(Stored records)
------------------------------------------------
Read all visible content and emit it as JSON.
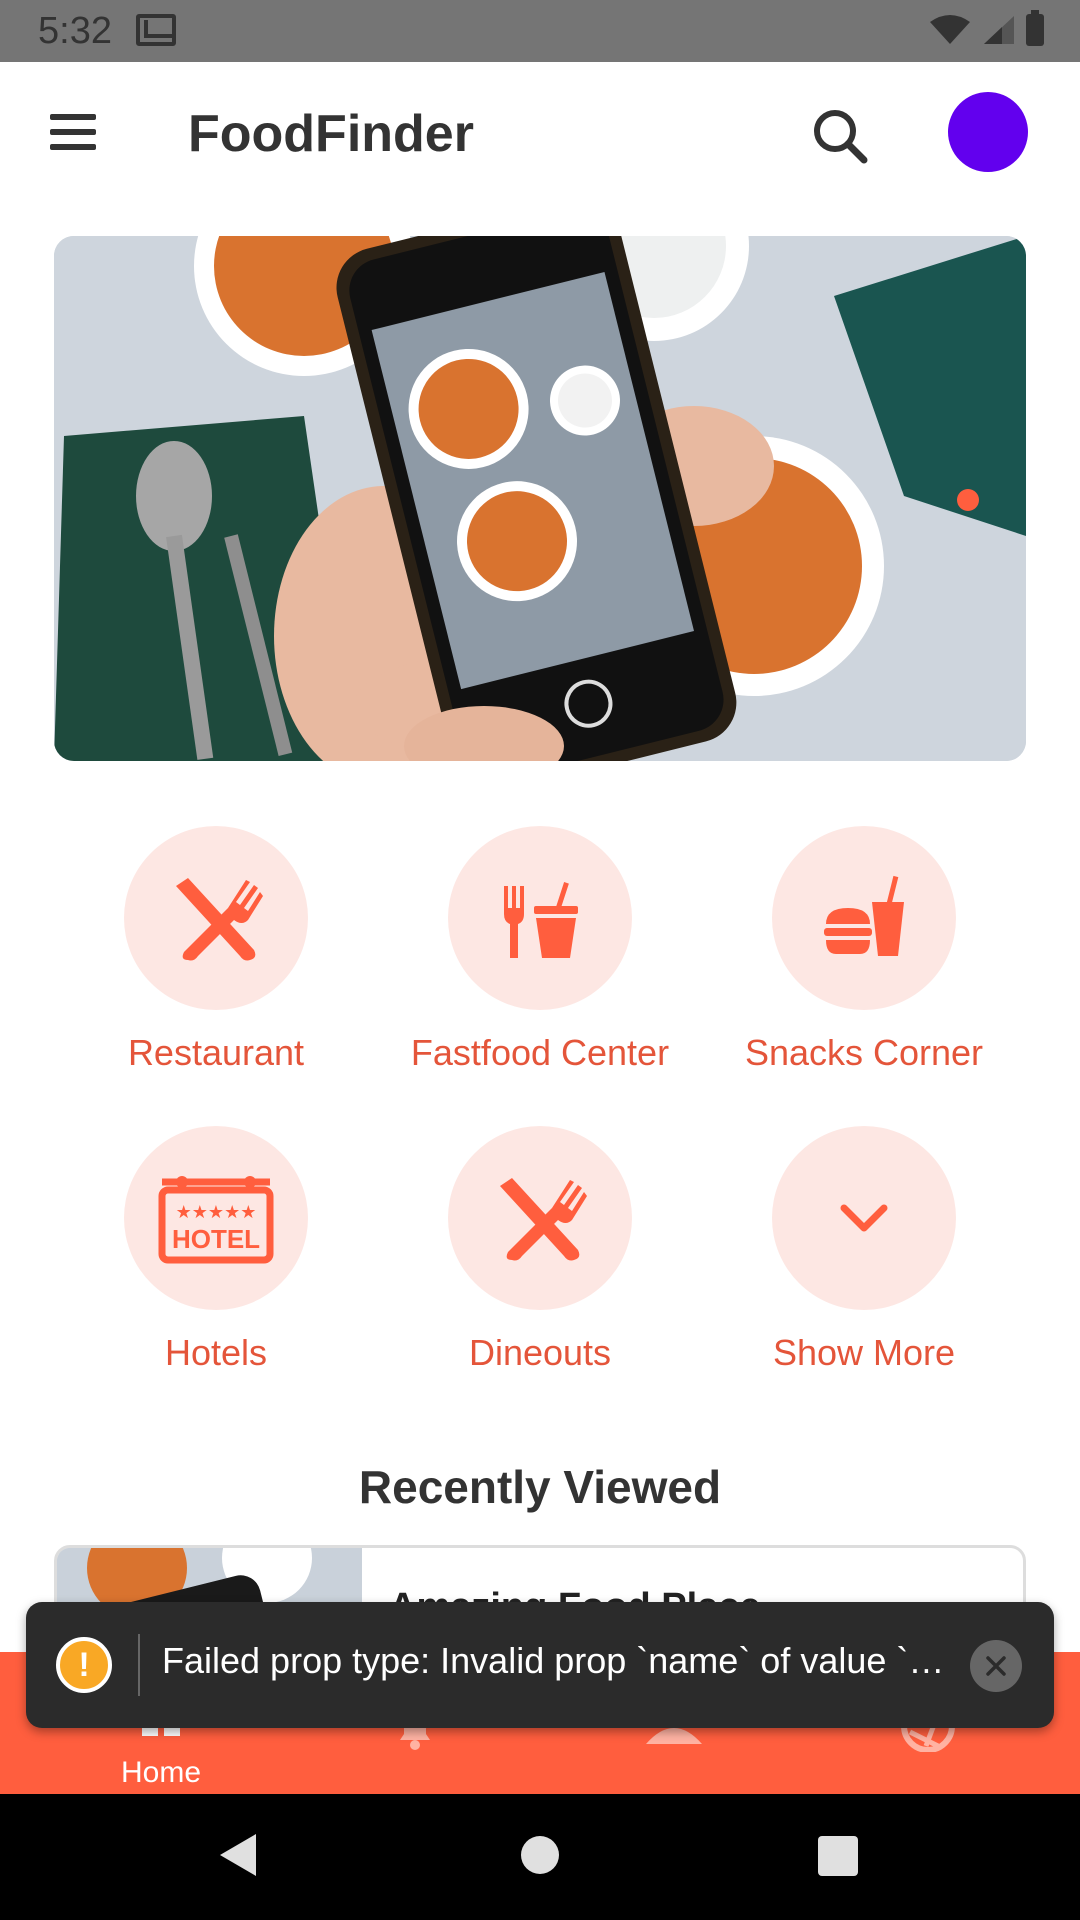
{
  "status_bar": {
    "time": "5:32"
  },
  "app_bar": {
    "title": "FoodFinder",
    "avatar_color": "#6200ee"
  },
  "hero": {
    "carousel_dots": 1
  },
  "categories": [
    {
      "label": "Restaurant",
      "icon": "utensils-icon"
    },
    {
      "label": "Fastfood Center",
      "icon": "fastfood-icon"
    },
    {
      "label": "Snacks Corner",
      "icon": "snacks-icon"
    },
    {
      "label": "Hotels",
      "icon": "hotel-icon"
    },
    {
      "label": "Dineouts",
      "icon": "utensils-icon"
    },
    {
      "label": "Show More",
      "icon": "chevron-down-icon"
    }
  ],
  "recently_viewed": {
    "title": "Recently Viewed",
    "items": [
      {
        "title": "Amazing Food Place"
      }
    ]
  },
  "bottom_nav": {
    "items": [
      {
        "label": "Home",
        "icon": "home-icon",
        "active": true
      },
      {
        "label": "",
        "icon": "bell-icon",
        "active": false
      },
      {
        "label": "",
        "icon": "user-icon",
        "active": false
      },
      {
        "label": "",
        "icon": "aperture-icon",
        "active": false
      }
    ]
  },
  "toast": {
    "message": "Failed prop type: Invalid prop `name` of value `…"
  },
  "colors": {
    "accent": "#ff5e3e",
    "accent_text": "#e4553a",
    "accent_bg": "#fde7e3"
  }
}
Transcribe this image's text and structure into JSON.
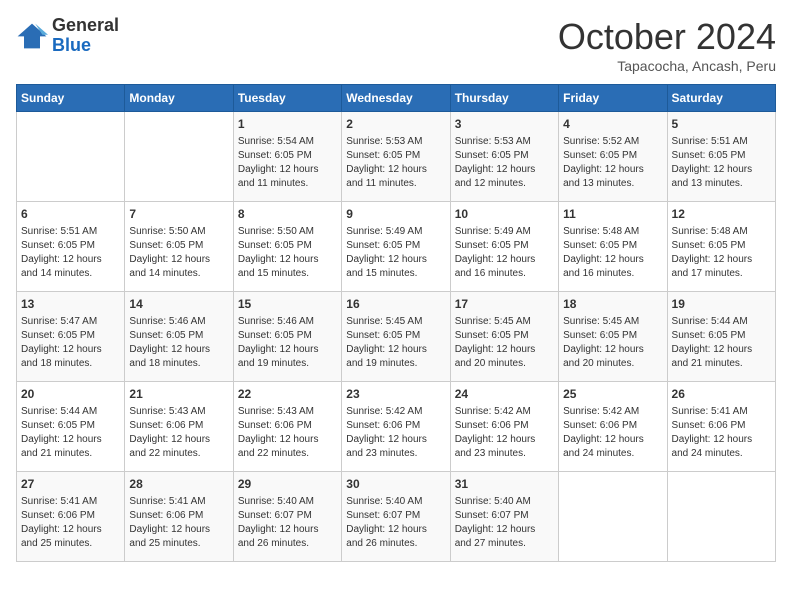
{
  "header": {
    "logo_general": "General",
    "logo_blue": "Blue",
    "month_title": "October 2024",
    "subtitle": "Tapacocha, Ancash, Peru"
  },
  "days_of_week": [
    "Sunday",
    "Monday",
    "Tuesday",
    "Wednesday",
    "Thursday",
    "Friday",
    "Saturday"
  ],
  "weeks": [
    [
      {
        "day": "",
        "detail": ""
      },
      {
        "day": "",
        "detail": ""
      },
      {
        "day": "1",
        "detail": "Sunrise: 5:54 AM\nSunset: 6:05 PM\nDaylight: 12 hours and 11 minutes."
      },
      {
        "day": "2",
        "detail": "Sunrise: 5:53 AM\nSunset: 6:05 PM\nDaylight: 12 hours and 11 minutes."
      },
      {
        "day": "3",
        "detail": "Sunrise: 5:53 AM\nSunset: 6:05 PM\nDaylight: 12 hours and 12 minutes."
      },
      {
        "day": "4",
        "detail": "Sunrise: 5:52 AM\nSunset: 6:05 PM\nDaylight: 12 hours and 13 minutes."
      },
      {
        "day": "5",
        "detail": "Sunrise: 5:51 AM\nSunset: 6:05 PM\nDaylight: 12 hours and 13 minutes."
      }
    ],
    [
      {
        "day": "6",
        "detail": "Sunrise: 5:51 AM\nSunset: 6:05 PM\nDaylight: 12 hours and 14 minutes."
      },
      {
        "day": "7",
        "detail": "Sunrise: 5:50 AM\nSunset: 6:05 PM\nDaylight: 12 hours and 14 minutes."
      },
      {
        "day": "8",
        "detail": "Sunrise: 5:50 AM\nSunset: 6:05 PM\nDaylight: 12 hours and 15 minutes."
      },
      {
        "day": "9",
        "detail": "Sunrise: 5:49 AM\nSunset: 6:05 PM\nDaylight: 12 hours and 15 minutes."
      },
      {
        "day": "10",
        "detail": "Sunrise: 5:49 AM\nSunset: 6:05 PM\nDaylight: 12 hours and 16 minutes."
      },
      {
        "day": "11",
        "detail": "Sunrise: 5:48 AM\nSunset: 6:05 PM\nDaylight: 12 hours and 16 minutes."
      },
      {
        "day": "12",
        "detail": "Sunrise: 5:48 AM\nSunset: 6:05 PM\nDaylight: 12 hours and 17 minutes."
      }
    ],
    [
      {
        "day": "13",
        "detail": "Sunrise: 5:47 AM\nSunset: 6:05 PM\nDaylight: 12 hours and 18 minutes."
      },
      {
        "day": "14",
        "detail": "Sunrise: 5:46 AM\nSunset: 6:05 PM\nDaylight: 12 hours and 18 minutes."
      },
      {
        "day": "15",
        "detail": "Sunrise: 5:46 AM\nSunset: 6:05 PM\nDaylight: 12 hours and 19 minutes."
      },
      {
        "day": "16",
        "detail": "Sunrise: 5:45 AM\nSunset: 6:05 PM\nDaylight: 12 hours and 19 minutes."
      },
      {
        "day": "17",
        "detail": "Sunrise: 5:45 AM\nSunset: 6:05 PM\nDaylight: 12 hours and 20 minutes."
      },
      {
        "day": "18",
        "detail": "Sunrise: 5:45 AM\nSunset: 6:05 PM\nDaylight: 12 hours and 20 minutes."
      },
      {
        "day": "19",
        "detail": "Sunrise: 5:44 AM\nSunset: 6:05 PM\nDaylight: 12 hours and 21 minutes."
      }
    ],
    [
      {
        "day": "20",
        "detail": "Sunrise: 5:44 AM\nSunset: 6:05 PM\nDaylight: 12 hours and 21 minutes."
      },
      {
        "day": "21",
        "detail": "Sunrise: 5:43 AM\nSunset: 6:06 PM\nDaylight: 12 hours and 22 minutes."
      },
      {
        "day": "22",
        "detail": "Sunrise: 5:43 AM\nSunset: 6:06 PM\nDaylight: 12 hours and 22 minutes."
      },
      {
        "day": "23",
        "detail": "Sunrise: 5:42 AM\nSunset: 6:06 PM\nDaylight: 12 hours and 23 minutes."
      },
      {
        "day": "24",
        "detail": "Sunrise: 5:42 AM\nSunset: 6:06 PM\nDaylight: 12 hours and 23 minutes."
      },
      {
        "day": "25",
        "detail": "Sunrise: 5:42 AM\nSunset: 6:06 PM\nDaylight: 12 hours and 24 minutes."
      },
      {
        "day": "26",
        "detail": "Sunrise: 5:41 AM\nSunset: 6:06 PM\nDaylight: 12 hours and 24 minutes."
      }
    ],
    [
      {
        "day": "27",
        "detail": "Sunrise: 5:41 AM\nSunset: 6:06 PM\nDaylight: 12 hours and 25 minutes."
      },
      {
        "day": "28",
        "detail": "Sunrise: 5:41 AM\nSunset: 6:06 PM\nDaylight: 12 hours and 25 minutes."
      },
      {
        "day": "29",
        "detail": "Sunrise: 5:40 AM\nSunset: 6:07 PM\nDaylight: 12 hours and 26 minutes."
      },
      {
        "day": "30",
        "detail": "Sunrise: 5:40 AM\nSunset: 6:07 PM\nDaylight: 12 hours and 26 minutes."
      },
      {
        "day": "31",
        "detail": "Sunrise: 5:40 AM\nSunset: 6:07 PM\nDaylight: 12 hours and 27 minutes."
      },
      {
        "day": "",
        "detail": ""
      },
      {
        "day": "",
        "detail": ""
      }
    ]
  ]
}
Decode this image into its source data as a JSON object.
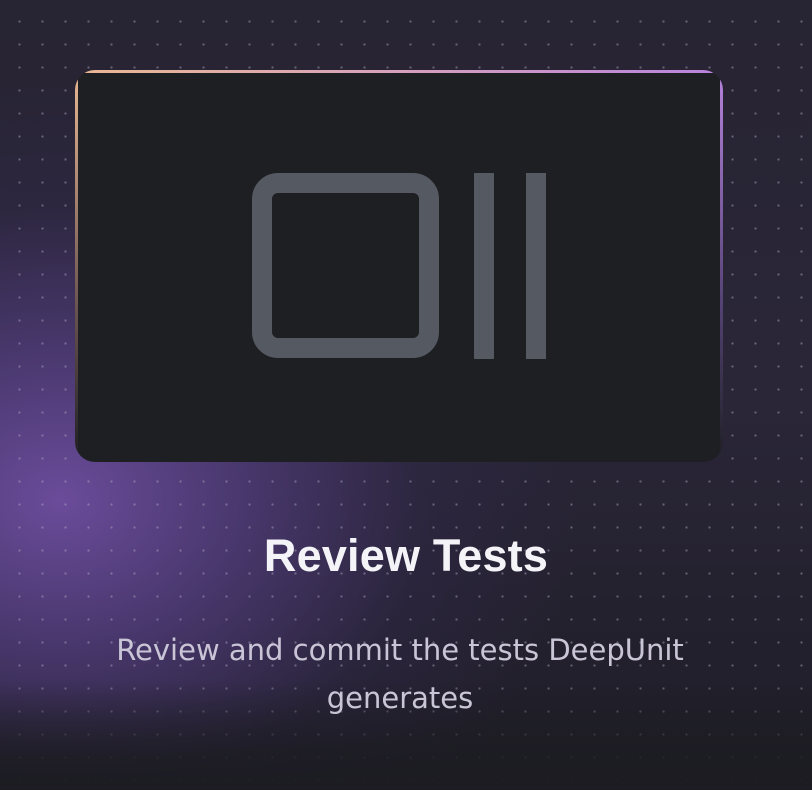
{
  "feature": {
    "icon": "review-panel-icon",
    "title": "Review Tests",
    "description": "Review and commit the tests DeepUnit generates"
  },
  "colors": {
    "background": "#1c1c22",
    "glow": "#6e4ea0",
    "card": "#1e1f23",
    "border_start": "#eab893",
    "border_end": "#b783dd",
    "icon_stroke": "#555a62",
    "title": "#f4f3f8",
    "description": "#c9c5d6"
  }
}
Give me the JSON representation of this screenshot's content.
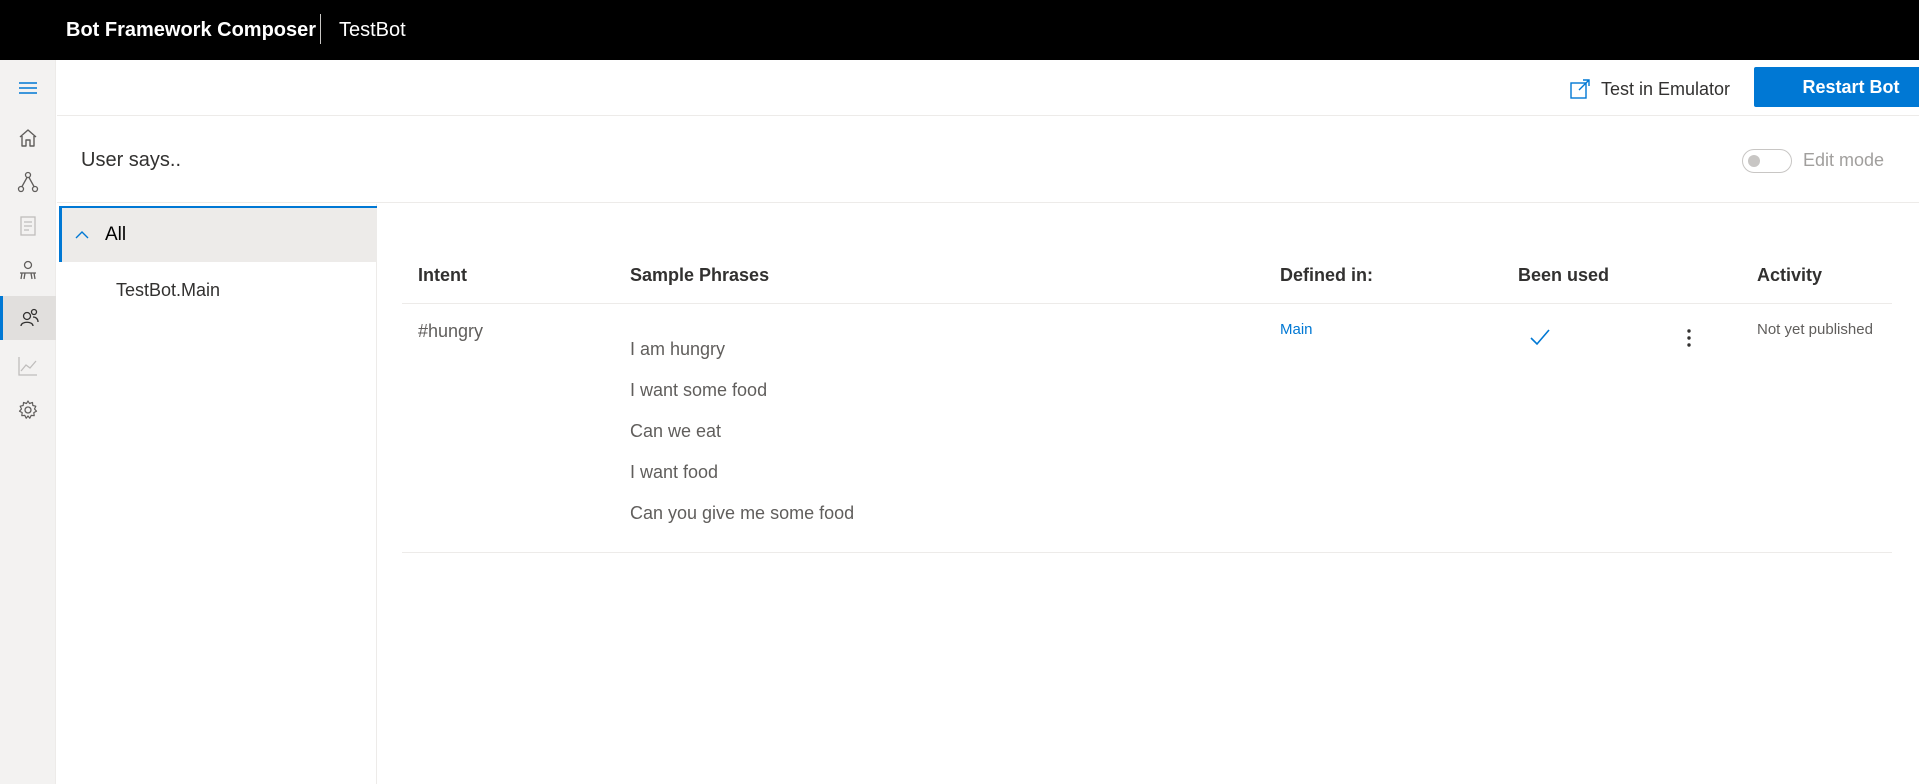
{
  "header": {
    "app_title": "Bot Framework Composer",
    "project_name": "TestBot"
  },
  "nav": {
    "items": [
      {
        "name": "menu-icon"
      },
      {
        "name": "home-icon"
      },
      {
        "name": "design-flow-icon"
      },
      {
        "name": "bot-responses-icon"
      },
      {
        "name": "language-generation-icon"
      },
      {
        "name": "language-understanding-icon"
      },
      {
        "name": "analytics-icon"
      },
      {
        "name": "settings-icon"
      }
    ],
    "accent_color": "#0078d4"
  },
  "toolbar": {
    "emulator_label": "Test in Emulator",
    "restart_label": "Restart Bot"
  },
  "page": {
    "title": "User says..",
    "edit_mode_label": "Edit mode",
    "edit_mode_on": false
  },
  "tree": {
    "all_label": "All",
    "items": [
      "TestBot.Main"
    ]
  },
  "table": {
    "columns": [
      "Intent",
      "Sample Phrases",
      "Defined in:",
      "Been used",
      "Activity"
    ],
    "rows": [
      {
        "intent": "#hungry",
        "phrases": [
          "I am hungry",
          "I want some food",
          "Can we eat",
          "I want food",
          "Can you give me some food"
        ],
        "defined_in": "Main",
        "been_used": true,
        "activity": "Not yet published"
      }
    ]
  }
}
------------------------------------------------
=== Problem ===
Scan the material above. Return every line containing the string "JSON".

=== Exercise output ===
Read all visible content and emit it as JSON.
Transcribe this image's text and structure into JSON.
Decode this image into its source data as a JSON object.
Give me the JSON representation of this screenshot's content.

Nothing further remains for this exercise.